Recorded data
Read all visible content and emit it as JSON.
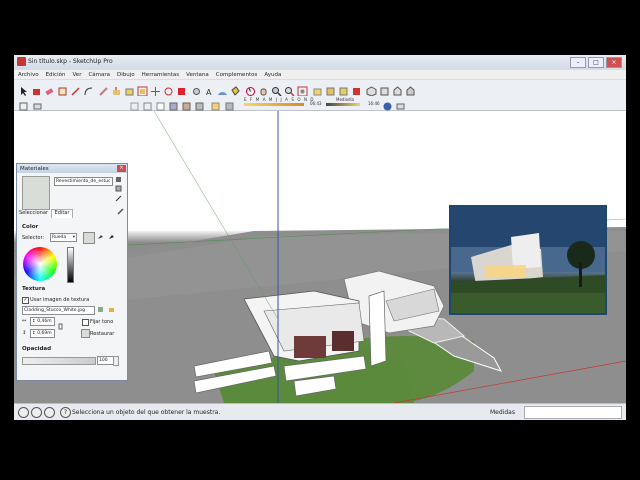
{
  "window": {
    "title": "Sin título.skp - SketchUp Pro"
  },
  "menu": [
    "Archivo",
    "Edición",
    "Ver",
    "Cámara",
    "Dibujo",
    "Herramientas",
    "Ventana",
    "Complementos",
    "Ayuda"
  ],
  "shadows": {
    "months": "E F M A M J J A S O N D",
    "time_start": "06:43",
    "midday": "Mediodía",
    "time_end": "16:46"
  },
  "materials": {
    "title": "Materiales",
    "material_name": "Revestimiento_de_estuc",
    "tabs": {
      "select": "Seleccionar",
      "edit": "Editar"
    },
    "color_label": "Color",
    "selector_label": "Selector:",
    "selector_value": "Rueda",
    "texture_label": "Textura",
    "use_texture_label": "Usar imagen de textura",
    "texture_file": "Cladding_Stucco_White.jpg",
    "width_value": "0,46m",
    "height_value": "0,69m",
    "fix_hue_label": "Fijar tono",
    "restore_label": "Restaurar",
    "opacity_label": "Opacidad",
    "opacity_value": "100"
  },
  "status": {
    "message": "Selecciona un objeto del que obtener la muestra.",
    "measure_label": "Medidas",
    "measure_value": ""
  }
}
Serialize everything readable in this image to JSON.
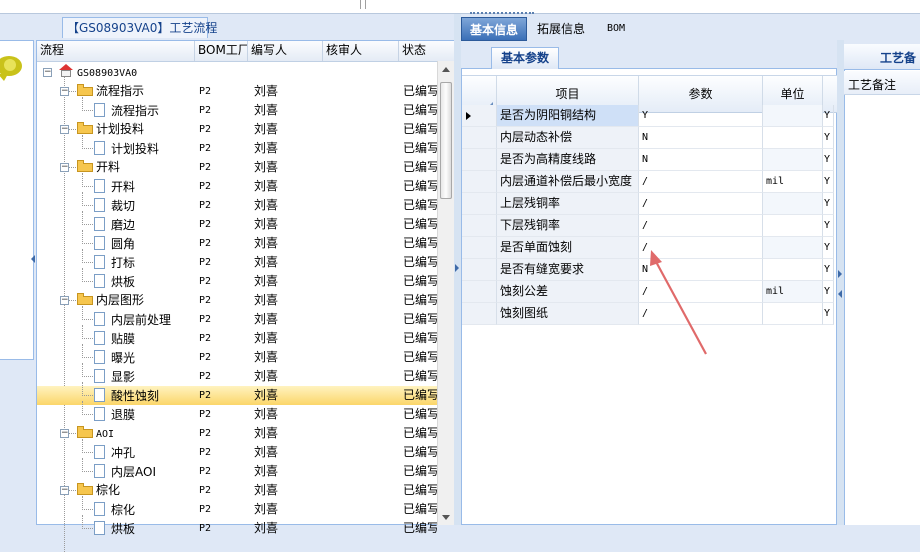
{
  "flow_tab": {
    "label": "【GS08903VA0】工艺流程"
  },
  "tree": {
    "columns": [
      "流程",
      "BOM工厂",
      "编写人",
      "核审人",
      "状态"
    ],
    "rows": [
      {
        "name": "GS08903VA0",
        "level": 0,
        "kind": "root",
        "bom": "",
        "writer": "",
        "reviewer": "",
        "status": ""
      },
      {
        "name": "流程指示",
        "level": 1,
        "kind": "folder",
        "bom": "P2",
        "writer": "刘喜",
        "reviewer": "",
        "status": "已编写"
      },
      {
        "name": "流程指示",
        "level": 2,
        "kind": "doc",
        "bom": "P2",
        "writer": "刘喜",
        "reviewer": "",
        "status": "已编写"
      },
      {
        "name": "计划投料",
        "level": 1,
        "kind": "folder",
        "bom": "P2",
        "writer": "刘喜",
        "reviewer": "",
        "status": "已编写"
      },
      {
        "name": "计划投料",
        "level": 2,
        "kind": "doc",
        "bom": "P2",
        "writer": "刘喜",
        "reviewer": "",
        "status": "已编写"
      },
      {
        "name": "开料",
        "level": 1,
        "kind": "folder",
        "bom": "P2",
        "writer": "刘喜",
        "reviewer": "",
        "status": "已编写"
      },
      {
        "name": "开料",
        "level": 2,
        "kind": "doc",
        "bom": "P2",
        "writer": "刘喜",
        "reviewer": "",
        "status": "已编写"
      },
      {
        "name": "裁切",
        "level": 2,
        "kind": "doc",
        "bom": "P2",
        "writer": "刘喜",
        "reviewer": "",
        "status": "已编写"
      },
      {
        "name": "磨边",
        "level": 2,
        "kind": "doc",
        "bom": "P2",
        "writer": "刘喜",
        "reviewer": "",
        "status": "已编写"
      },
      {
        "name": "圆角",
        "level": 2,
        "kind": "doc",
        "bom": "P2",
        "writer": "刘喜",
        "reviewer": "",
        "status": "已编写"
      },
      {
        "name": "打标",
        "level": 2,
        "kind": "doc",
        "bom": "P2",
        "writer": "刘喜",
        "reviewer": "",
        "status": "已编写"
      },
      {
        "name": "烘板",
        "level": 2,
        "kind": "doc",
        "bom": "P2",
        "writer": "刘喜",
        "reviewer": "",
        "status": "已编写"
      },
      {
        "name": "内层图形",
        "level": 1,
        "kind": "folder",
        "bom": "P2",
        "writer": "刘喜",
        "reviewer": "",
        "status": "已编写"
      },
      {
        "name": "内层前处理",
        "level": 2,
        "kind": "doc",
        "bom": "P2",
        "writer": "刘喜",
        "reviewer": "",
        "status": "已编写"
      },
      {
        "name": "贴膜",
        "level": 2,
        "kind": "doc",
        "bom": "P2",
        "writer": "刘喜",
        "reviewer": "",
        "status": "已编写"
      },
      {
        "name": "曝光",
        "level": 2,
        "kind": "doc",
        "bom": "P2",
        "writer": "刘喜",
        "reviewer": "",
        "status": "已编写"
      },
      {
        "name": "显影",
        "level": 2,
        "kind": "doc",
        "bom": "P2",
        "writer": "刘喜",
        "reviewer": "",
        "status": "已编写"
      },
      {
        "name": "酸性蚀刻",
        "level": 2,
        "kind": "doc",
        "bom": "P2",
        "writer": "刘喜",
        "reviewer": "",
        "status": "已编写",
        "selected": true
      },
      {
        "name": "退膜",
        "level": 2,
        "kind": "doc",
        "bom": "P2",
        "writer": "刘喜",
        "reviewer": "",
        "status": "已编写"
      },
      {
        "name": "AOI",
        "level": 1,
        "kind": "folder",
        "bom": "P2",
        "writer": "刘喜",
        "reviewer": "",
        "status": "已编写"
      },
      {
        "name": "冲孔",
        "level": 2,
        "kind": "doc",
        "bom": "P2",
        "writer": "刘喜",
        "reviewer": "",
        "status": "已编写"
      },
      {
        "name": "内层AOI",
        "level": 2,
        "kind": "doc",
        "bom": "P2",
        "writer": "刘喜",
        "reviewer": "",
        "status": "已编写"
      },
      {
        "name": "棕化",
        "level": 1,
        "kind": "folder",
        "bom": "P2",
        "writer": "刘喜",
        "reviewer": "",
        "status": "已编写"
      },
      {
        "name": "棕化",
        "level": 2,
        "kind": "doc",
        "bom": "P2",
        "writer": "刘喜",
        "reviewer": "",
        "status": "已编写"
      },
      {
        "name": "烘板",
        "level": 2,
        "kind": "doc",
        "bom": "P2",
        "writer": "刘喜",
        "reviewer": "",
        "status": "已编写"
      }
    ]
  },
  "tabs": [
    "基本信息",
    "拓展信息",
    "BOM"
  ],
  "subtab": "基本参数",
  "params": {
    "columns": [
      "项目",
      "参数",
      "单位"
    ],
    "rows": [
      {
        "item": "是否为阴阳铜结构",
        "value": "Y",
        "unit": "",
        "flag": "Y"
      },
      {
        "item": "内层动态补偿",
        "value": "N",
        "unit": "",
        "flag": "Y"
      },
      {
        "item": "是否为高精度线路",
        "value": "N",
        "unit": "",
        "flag": "Y"
      },
      {
        "item": "内层通道补偿后最小宽度",
        "value": "/",
        "unit": "mil",
        "flag": "Y"
      },
      {
        "item": "上层残铜率",
        "value": "/",
        "unit": "",
        "flag": "Y"
      },
      {
        "item": "下层残铜率",
        "value": "/",
        "unit": "",
        "flag": "Y"
      },
      {
        "item": "是否单面蚀刻",
        "value": "/",
        "unit": "",
        "flag": "Y"
      },
      {
        "item": "是否有缝宽要求",
        "value": "N",
        "unit": "",
        "flag": "Y"
      },
      {
        "item": "蚀刻公差",
        "value": "/",
        "unit": "mil",
        "flag": "Y"
      },
      {
        "item": "蚀刻图纸",
        "value": "/",
        "unit": "",
        "flag": "Y"
      }
    ]
  },
  "right_panel": {
    "title": "工艺备",
    "subtitle": "工艺备注"
  },
  "colors": {
    "accent": "#3a6fb7",
    "selection": "#fbd66a",
    "annotation_arrow": "#e06a6a"
  }
}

# [EXERCISE BRIEF]
Reproduce every record word for word. The copy must contain no pictures.

# [SOLUTION TO THIS PROBLEM]
Read all visible content and emit it as JSON.
{
  "window": {
    "title": "Sin título.skp - SketchUp Pro"
  },
  "menu": [
    "Archivo",
    "Edición",
    "Ver",
    "Cámara",
    "Dibujo",
    "Herramientas",
    "Ventana",
    "Complementos",
    "Ayuda"
  ],
  "shadows": {
    "months": "E F M A M J J A S O N D",
    "time_start": "06:43",
    "midday": "Mediodía",
    "time_end": "16:46"
  },
  "materials": {
    "title": "Materiales",
    "material_name": "Revestimiento_de_estuc",
    "tabs": {
      "select": "Seleccionar",
      "edit": "Editar"
    },
    "color_label": "Color",
    "selector_label": "Selector:",
    "selector_value": "Rueda",
    "texture_label": "Textura",
    "use_texture_label": "Usar imagen de textura",
    "texture_file": "Cladding_Stucco_White.jpg",
    "width_value": "0,46m",
    "height_value": "0,69m",
    "fix_hue_label": "Fijar tono",
    "restore_label": "Restaurar",
    "opacity_label": "Opacidad",
    "opacity_value": "100"
  },
  "status": {
    "message": "Selecciona un objeto del que obtener la muestra.",
    "measure_label": "Medidas",
    "measure_value": ""
  }
}
Serialize everything readable in this image to JSON.
{
  "flow_tab": {
    "label": "【GS08903VA0】工艺流程"
  },
  "tree": {
    "columns": [
      "流程",
      "BOM工厂",
      "编写人",
      "核审人",
      "状态"
    ],
    "rows": [
      {
        "name": "GS08903VA0",
        "level": 0,
        "kind": "root",
        "bom": "",
        "writer": "",
        "reviewer": "",
        "status": ""
      },
      {
        "name": "流程指示",
        "level": 1,
        "kind": "folder",
        "bom": "P2",
        "writer": "刘喜",
        "reviewer": "",
        "status": "已编写"
      },
      {
        "name": "流程指示",
        "level": 2,
        "kind": "doc",
        "bom": "P2",
        "writer": "刘喜",
        "reviewer": "",
        "status": "已编写"
      },
      {
        "name": "计划投料",
        "level": 1,
        "kind": "folder",
        "bom": "P2",
        "writer": "刘喜",
        "reviewer": "",
        "status": "已编写"
      },
      {
        "name": "计划投料",
        "level": 2,
        "kind": "doc",
        "bom": "P2",
        "writer": "刘喜",
        "reviewer": "",
        "status": "已编写"
      },
      {
        "name": "开料",
        "level": 1,
        "kind": "folder",
        "bom": "P2",
        "writer": "刘喜",
        "reviewer": "",
        "status": "已编写"
      },
      {
        "name": "开料",
        "level": 2,
        "kind": "doc",
        "bom": "P2",
        "writer": "刘喜",
        "reviewer": "",
        "status": "已编写"
      },
      {
        "name": "裁切",
        "level": 2,
        "kind": "doc",
        "bom": "P2",
        "writer": "刘喜",
        "reviewer": "",
        "status": "已编写"
      },
      {
        "name": "磨边",
        "level": 2,
        "kind": "doc",
        "bom": "P2",
        "writer": "刘喜",
        "reviewer": "",
        "status": "已编写"
      },
      {
        "name": "圆角",
        "level": 2,
        "kind": "doc",
        "bom": "P2",
        "writer": "刘喜",
        "reviewer": "",
        "status": "已编写"
      },
      {
        "name": "打标",
        "level": 2,
        "kind": "doc",
        "bom": "P2",
        "writer": "刘喜",
        "reviewer": "",
        "status": "已编写"
      },
      {
        "name": "烘板",
        "level": 2,
        "kind": "doc",
        "bom": "P2",
        "writer": "刘喜",
        "reviewer": "",
        "status": "已编写"
      },
      {
        "name": "内层图形",
        "level": 1,
        "kind": "folder",
        "bom": "P2",
        "writer": "刘喜",
        "reviewer": "",
        "status": "已编写"
      },
      {
        "name": "内层前处理",
        "level": 2,
        "kind": "doc",
        "bom": "P2",
        "writer": "刘喜",
        "reviewer": "",
        "status": "已编写"
      },
      {
        "name": "贴膜",
        "level": 2,
        "kind": "doc",
        "bom": "P2",
        "writer": "刘喜",
        "reviewer": "",
        "status": "已编写"
      },
      {
        "name": "曝光",
        "level": 2,
        "kind": "doc",
        "bom": "P2",
        "writer": "刘喜",
        "reviewer": "",
        "status": "已编写"
      },
      {
        "name": "显影",
        "level": 2,
        "kind": "doc",
        "bom": "P2",
        "writer": "刘喜",
        "reviewer": "",
        "status": "已编写"
      },
      {
        "name": "酸性蚀刻",
        "level": 2,
        "kind": "doc",
        "bom": "P2",
        "writer": "刘喜",
        "reviewer": "",
        "status": "已编写",
        "selected": true
      },
      {
        "name": "退膜",
        "level": 2,
        "kind": "doc",
        "bom": "P2",
        "writer": "刘喜",
        "reviewer": "",
        "status": "已编写"
      },
      {
        "name": "AOI",
        "level": 1,
        "kind": "folder",
        "bom": "P2",
        "writer": "刘喜",
        "reviewer": "",
        "status": "已编写"
      },
      {
        "name": "冲孔",
        "level": 2,
        "kind": "doc",
        "bom": "P2",
        "writer": "刘喜",
        "reviewer": "",
        "status": "已编写"
      },
      {
        "name": "内层AOI",
        "level": 2,
        "kind": "doc",
        "bom": "P2",
        "writer": "刘喜",
        "reviewer": "",
        "status": "已编写"
      },
      {
        "name": "棕化",
        "level": 1,
        "kind": "folder",
        "bom": "P2",
        "writer": "刘喜",
        "reviewer": "",
        "status": "已编写"
      },
      {
        "name": "棕化",
        "level": 2,
        "kind": "doc",
        "bom": "P2",
        "writer": "刘喜",
        "reviewer": "",
        "status": "已编写"
      },
      {
        "name": "烘板",
        "level": 2,
        "kind": "doc",
        "bom": "P2",
        "writer": "刘喜",
        "reviewer": "",
        "status": "已编写"
      }
    ]
  },
  "tabs": [
    "基本信息",
    "拓展信息",
    "BOM"
  ],
  "subtab": "基本参数",
  "params": {
    "columns": [
      "项目",
      "参数",
      "单位"
    ],
    "rows": [
      {
        "item": "是否为阴阳铜结构",
        "value": "Y",
        "unit": "",
        "flag": "Y"
      },
      {
        "item": "内层动态补偿",
        "value": "N",
        "unit": "",
        "flag": "Y"
      },
      {
        "item": "是否为高精度线路",
        "value": "N",
        "unit": "",
        "flag": "Y"
      },
      {
        "item": "内层通道补偿后最小宽度",
        "value": "/",
        "unit": "mil",
        "flag": "Y"
      },
      {
        "item": "上层残铜率",
        "value": "/",
        "unit": "",
        "flag": "Y"
      },
      {
        "item": "下层残铜率",
        "value": "/",
        "unit": "",
        "flag": "Y"
      },
      {
        "item": "是否单面蚀刻",
        "value": "/",
        "unit": "",
        "flag": "Y"
      },
      {
        "item": "是否有缝宽要求",
        "value": "N",
        "unit": "",
        "flag": "Y"
      },
      {
        "item": "蚀刻公差",
        "value": "/",
        "unit": "mil",
        "flag": "Y"
      },
      {
        "item": "蚀刻图纸",
        "value": "/",
        "unit": "",
        "flag": "Y"
      }
    ]
  },
  "right_panel": {
    "title": "工艺备",
    "subtitle": "工艺备注"
  },
  "colors": {
    "accent": "#3a6fb7",
    "selection": "#fbd66a",
    "annotation_arrow": "#e06a6a"
  }
}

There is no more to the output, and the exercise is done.